● **PASSAGE TO READ**:
BEGIN

Monday, January 10, 2011

JUnit Annotation Type - Test

1. Annotation Type Test

The Test annotation tells JUnit that the public void methos to which it is attached can be run as a test case. To run the method, JUnit first constructs a fresh instance of the class then invokes the annotated method. Any exceptions thrown by the test will be reported by JUnit as failure. If no expectations are thrown, the test is assumed to have succeeded.

A simple test looks like this:

public class Example{
        @Test
         public void method(){
                org.junit.Assert.assertTrue(new ArrayList().isEmpty());
          }
}

Example in Eclipse IDE:

1. Open your Eclipse IDE.
2. Add a new class to the test project
3. If needed please import the Junit library to your currect project decency libraries.
4. Write a class named SimpleTest and extend junit.framework.TestCase (actually if you Junit4, you don't need extend junit.framework.TestCase)
5. Write a test method and asserting desired result. You can use annotation "@Test" to declare this method is test method.

Figure: Example for JUnit @Test annotation






Right click within the test method area and choose "Run As - JUnit Test"

END

● **SUPPLIED INFORMATION**:
BEGIN

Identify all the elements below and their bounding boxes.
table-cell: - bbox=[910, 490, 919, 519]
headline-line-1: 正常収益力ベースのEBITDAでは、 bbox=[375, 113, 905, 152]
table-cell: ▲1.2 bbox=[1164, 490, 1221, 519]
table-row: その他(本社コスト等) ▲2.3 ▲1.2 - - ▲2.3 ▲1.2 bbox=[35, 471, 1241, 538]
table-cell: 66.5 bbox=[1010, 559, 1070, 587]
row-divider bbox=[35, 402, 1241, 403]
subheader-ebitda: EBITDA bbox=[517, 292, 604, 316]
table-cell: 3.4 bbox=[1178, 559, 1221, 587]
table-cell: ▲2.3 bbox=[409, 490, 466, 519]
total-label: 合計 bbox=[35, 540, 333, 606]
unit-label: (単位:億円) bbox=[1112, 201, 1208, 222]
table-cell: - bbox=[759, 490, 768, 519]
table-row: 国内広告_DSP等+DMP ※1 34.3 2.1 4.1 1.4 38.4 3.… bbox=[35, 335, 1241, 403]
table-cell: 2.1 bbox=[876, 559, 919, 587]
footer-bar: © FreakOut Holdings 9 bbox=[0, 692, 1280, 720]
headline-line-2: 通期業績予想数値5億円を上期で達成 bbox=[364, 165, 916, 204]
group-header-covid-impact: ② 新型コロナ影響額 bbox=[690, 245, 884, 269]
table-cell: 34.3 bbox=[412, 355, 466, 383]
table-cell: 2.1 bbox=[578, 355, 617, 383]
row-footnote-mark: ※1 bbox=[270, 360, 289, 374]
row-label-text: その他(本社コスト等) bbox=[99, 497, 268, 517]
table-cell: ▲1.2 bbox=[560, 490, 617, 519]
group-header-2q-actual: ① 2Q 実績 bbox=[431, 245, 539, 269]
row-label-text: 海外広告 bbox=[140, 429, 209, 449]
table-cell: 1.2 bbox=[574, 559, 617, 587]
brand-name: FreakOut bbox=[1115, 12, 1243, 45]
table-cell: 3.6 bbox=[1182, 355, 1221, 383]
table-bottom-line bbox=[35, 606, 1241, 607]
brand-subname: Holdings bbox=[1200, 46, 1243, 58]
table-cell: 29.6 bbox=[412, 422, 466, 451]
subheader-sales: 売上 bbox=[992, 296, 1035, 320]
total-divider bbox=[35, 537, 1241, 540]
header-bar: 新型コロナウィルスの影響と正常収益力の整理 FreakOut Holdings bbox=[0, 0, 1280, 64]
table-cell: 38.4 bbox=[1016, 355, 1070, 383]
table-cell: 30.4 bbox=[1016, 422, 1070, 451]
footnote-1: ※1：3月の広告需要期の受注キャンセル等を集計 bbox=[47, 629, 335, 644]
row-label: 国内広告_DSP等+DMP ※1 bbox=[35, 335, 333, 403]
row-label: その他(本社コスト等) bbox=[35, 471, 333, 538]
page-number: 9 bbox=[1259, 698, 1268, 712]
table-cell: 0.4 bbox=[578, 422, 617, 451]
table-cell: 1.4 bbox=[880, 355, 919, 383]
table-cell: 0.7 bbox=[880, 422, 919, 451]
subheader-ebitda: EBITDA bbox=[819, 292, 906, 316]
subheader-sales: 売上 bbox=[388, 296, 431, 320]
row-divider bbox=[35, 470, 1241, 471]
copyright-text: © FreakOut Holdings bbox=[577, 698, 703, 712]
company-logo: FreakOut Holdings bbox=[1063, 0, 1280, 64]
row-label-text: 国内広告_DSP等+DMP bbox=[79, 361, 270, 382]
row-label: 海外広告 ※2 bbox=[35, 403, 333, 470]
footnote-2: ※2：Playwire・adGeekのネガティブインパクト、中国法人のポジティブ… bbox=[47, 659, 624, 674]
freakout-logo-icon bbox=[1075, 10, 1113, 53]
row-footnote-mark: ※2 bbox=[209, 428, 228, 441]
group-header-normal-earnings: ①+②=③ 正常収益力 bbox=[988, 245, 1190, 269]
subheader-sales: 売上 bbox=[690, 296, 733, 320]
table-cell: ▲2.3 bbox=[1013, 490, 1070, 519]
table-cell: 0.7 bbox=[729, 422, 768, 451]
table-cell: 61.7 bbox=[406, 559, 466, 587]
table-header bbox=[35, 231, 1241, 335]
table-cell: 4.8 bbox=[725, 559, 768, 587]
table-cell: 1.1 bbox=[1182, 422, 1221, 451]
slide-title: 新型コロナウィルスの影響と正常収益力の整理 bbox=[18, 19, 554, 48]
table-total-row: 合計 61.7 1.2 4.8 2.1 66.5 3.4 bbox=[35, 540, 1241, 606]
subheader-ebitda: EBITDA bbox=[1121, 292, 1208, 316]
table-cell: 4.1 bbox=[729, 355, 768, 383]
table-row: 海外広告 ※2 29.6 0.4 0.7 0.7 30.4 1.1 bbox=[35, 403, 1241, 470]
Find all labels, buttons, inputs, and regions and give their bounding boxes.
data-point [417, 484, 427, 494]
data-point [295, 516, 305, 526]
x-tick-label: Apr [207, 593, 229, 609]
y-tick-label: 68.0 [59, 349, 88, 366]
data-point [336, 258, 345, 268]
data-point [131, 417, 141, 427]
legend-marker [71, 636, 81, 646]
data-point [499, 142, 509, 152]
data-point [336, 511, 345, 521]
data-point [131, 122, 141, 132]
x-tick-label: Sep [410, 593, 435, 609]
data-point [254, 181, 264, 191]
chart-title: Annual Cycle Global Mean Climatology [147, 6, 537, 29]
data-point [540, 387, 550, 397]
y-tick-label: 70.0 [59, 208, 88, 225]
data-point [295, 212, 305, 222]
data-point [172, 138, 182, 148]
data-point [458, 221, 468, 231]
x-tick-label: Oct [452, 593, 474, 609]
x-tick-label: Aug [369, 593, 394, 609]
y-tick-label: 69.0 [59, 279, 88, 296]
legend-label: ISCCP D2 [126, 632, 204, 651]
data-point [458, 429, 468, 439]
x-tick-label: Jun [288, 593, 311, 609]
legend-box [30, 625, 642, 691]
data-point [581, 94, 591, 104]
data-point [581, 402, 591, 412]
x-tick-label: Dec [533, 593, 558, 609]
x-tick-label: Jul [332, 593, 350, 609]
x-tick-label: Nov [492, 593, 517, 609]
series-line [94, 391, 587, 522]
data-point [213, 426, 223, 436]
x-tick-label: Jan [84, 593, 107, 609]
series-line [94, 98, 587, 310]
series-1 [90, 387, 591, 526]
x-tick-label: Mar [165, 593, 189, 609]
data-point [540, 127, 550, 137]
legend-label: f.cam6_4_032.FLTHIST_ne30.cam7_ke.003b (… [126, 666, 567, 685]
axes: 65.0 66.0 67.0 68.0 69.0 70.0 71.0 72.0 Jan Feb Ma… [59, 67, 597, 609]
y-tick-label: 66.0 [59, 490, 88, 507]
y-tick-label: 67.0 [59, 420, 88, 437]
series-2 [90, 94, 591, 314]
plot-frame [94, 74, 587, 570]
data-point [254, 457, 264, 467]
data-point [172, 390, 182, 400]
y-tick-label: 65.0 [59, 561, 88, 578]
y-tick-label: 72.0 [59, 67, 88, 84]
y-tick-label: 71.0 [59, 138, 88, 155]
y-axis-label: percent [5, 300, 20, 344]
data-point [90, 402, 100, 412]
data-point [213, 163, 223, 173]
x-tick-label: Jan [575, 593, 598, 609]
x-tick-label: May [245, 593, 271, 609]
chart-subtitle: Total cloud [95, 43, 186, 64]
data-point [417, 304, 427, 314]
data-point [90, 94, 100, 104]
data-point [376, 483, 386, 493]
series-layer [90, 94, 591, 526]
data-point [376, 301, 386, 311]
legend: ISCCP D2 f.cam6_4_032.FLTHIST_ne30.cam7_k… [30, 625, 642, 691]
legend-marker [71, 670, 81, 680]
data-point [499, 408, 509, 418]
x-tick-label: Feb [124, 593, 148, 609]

END

● **ASSIGNMENT A**: What actions do the numbered steps under "Example in Eclipse IDE" in the JUnit @Test post tell the reader to take, in order?
● **ASSIGNMENT B**: Copy verbatim the part of the JUnit @Test post that runs from "4. Write a class" to "is test method.".

● **PROBLEM SOLUTION A**:
1. Open the Eclipse IDE.
2. Add a new class to the test project.
3. If needed, import the JUnit library into the current project's libraries.
4. Write a class named SimpleTest that extends junit.framework.TestCase. The post notes that with JUnit 4 this extension isn't needed.
5. Write a test method that asserts the desired result, using the "@Test" annotation to declare it as a test method.

● **PROBLEM SOLUTION B**:
4. Write a class named SimpleTest and extend junit.framework.TestCase (actually if you Junit4, you don't need extend junit.framework.TestCase)
5. Write a test method and asserting desired result. You can use annotation "@Test" to declare this method is test method.